YOUR OBJECTIVE: Set down the material below in full, matching it exactly.

++++ SUPPLIED RECORDS ++++

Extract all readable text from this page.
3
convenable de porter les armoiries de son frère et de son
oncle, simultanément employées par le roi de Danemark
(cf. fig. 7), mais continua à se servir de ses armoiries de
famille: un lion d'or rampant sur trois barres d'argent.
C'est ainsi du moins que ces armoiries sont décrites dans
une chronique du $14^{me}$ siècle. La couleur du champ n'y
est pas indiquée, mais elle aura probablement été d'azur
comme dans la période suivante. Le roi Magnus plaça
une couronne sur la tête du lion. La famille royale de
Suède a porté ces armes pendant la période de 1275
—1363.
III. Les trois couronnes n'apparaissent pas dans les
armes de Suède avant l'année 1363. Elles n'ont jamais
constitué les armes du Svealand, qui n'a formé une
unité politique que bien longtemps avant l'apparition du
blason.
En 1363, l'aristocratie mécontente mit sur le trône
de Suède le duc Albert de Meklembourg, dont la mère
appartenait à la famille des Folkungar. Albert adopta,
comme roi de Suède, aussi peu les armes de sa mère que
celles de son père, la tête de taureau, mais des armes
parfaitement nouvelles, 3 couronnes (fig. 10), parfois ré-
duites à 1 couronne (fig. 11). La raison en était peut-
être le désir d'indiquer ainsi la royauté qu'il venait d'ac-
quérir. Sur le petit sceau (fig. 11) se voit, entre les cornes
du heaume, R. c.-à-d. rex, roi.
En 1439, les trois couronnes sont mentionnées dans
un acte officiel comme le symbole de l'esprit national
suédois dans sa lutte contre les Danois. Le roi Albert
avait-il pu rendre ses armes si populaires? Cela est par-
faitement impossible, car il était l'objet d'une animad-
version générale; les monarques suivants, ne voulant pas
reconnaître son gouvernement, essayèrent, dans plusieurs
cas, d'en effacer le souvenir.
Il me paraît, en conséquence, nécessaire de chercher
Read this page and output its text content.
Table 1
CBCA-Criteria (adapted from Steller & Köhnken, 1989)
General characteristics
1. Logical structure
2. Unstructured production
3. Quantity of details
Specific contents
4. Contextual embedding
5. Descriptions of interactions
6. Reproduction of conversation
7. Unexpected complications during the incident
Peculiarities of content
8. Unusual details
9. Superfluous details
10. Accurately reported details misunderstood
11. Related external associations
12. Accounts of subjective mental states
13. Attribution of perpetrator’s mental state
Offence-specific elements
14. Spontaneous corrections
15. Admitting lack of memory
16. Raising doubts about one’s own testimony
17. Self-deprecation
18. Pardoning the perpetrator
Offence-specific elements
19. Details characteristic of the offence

++++

FULL OUTPUT:
Extract all readable text from this page.
3
convenable de porter les armoiries de son frère et de son
oncle, simultanément employées par le roi de Danemark
(cf. fig. 7), mais continua à se servir de ses armoiries de
famille: un lion d'or rampant sur trois barres d'argent.
C'est ainsi du moins que ces armoiries sont décrites dans
une chronique du $14^{me}$ siècle. La couleur du champ n'y
est pas indiquée, mais elle aura probablement été d'azur
comme dans la période suivante. Le roi Magnus plaça
une couronne sur la tête du lion. La famille royale de
Suède a porté ces armes pendant la période de 1275
—1363.
III. Les trois couronnes n'apparaissent pas dans les
armes de Suède avant l'année 1363. Elles n'ont jamais
constitué les armes du Svealand, qui n'a formé une
unité politique que bien longtemps avant l'apparition du
blason.
En 1363, l'aristocratie mécontente mit sur le trône
de Suède le duc Albert de Meklembourg, dont la mère
appartenait à la famille des Folkungar. Albert adopta,
comme roi de Suède, aussi peu les armes de sa mère que
celles de son père, la tête de taureau, mais des armes
parfaitement nouvelles, 3 couronnes (fig. 10), parfois ré-
duites à 1 couronne (fig. 11). La raison en était peut-
être le désir d'indiquer ainsi la royauté qu'il venait d'ac-
quérir. Sur le petit sceau (fig. 11) se voit, entre les cornes
du heaume, R. c.-à-d. rex, roi.
En 1439, les trois couronnes sont mentionnées dans
un acte officiel comme le symbole de l'esprit national
suédois dans sa lutte contre les Danois. Le roi Albert
avait-il pu rendre ses armes si populaires? Cela est par-
faitement impossible, car il était l'objet d'une animad-
version générale; les monarques suivants, ne voulant pas
reconnaître son gouvernement, essayèrent, dans plusieurs
cas, d'en effacer le souvenir.
Il me paraît, en conséquence, nécessaire de chercher
Read this page and output its text content.
Table 1
CBCA-Criteria (adapted from Steller & Köhnken, 1989)
General characteristics
1. Logical structure
2. Unstructured production
3. Quantity of details
Specific contents
4. Contextual embedding
5. Descriptions of interactions
6. Reproduction of conversation
7. Unexpected complications during the incident
Peculiarities of content
8. Unusual details
9. Superfluous details
10. Accurately reported details misunderstood
11. Related external associations
12. Accounts of subjective mental states
13. Attribution of perpetrator’s mental state
Offence-specific elements
14. Spontaneous corrections
15. Admitting lack of memory
16. Raising doubts about one’s own testimony
17. Self-deprecation
18. Pardoning the perpetrator
Offence-specific elements
19. Details characteristic of the offence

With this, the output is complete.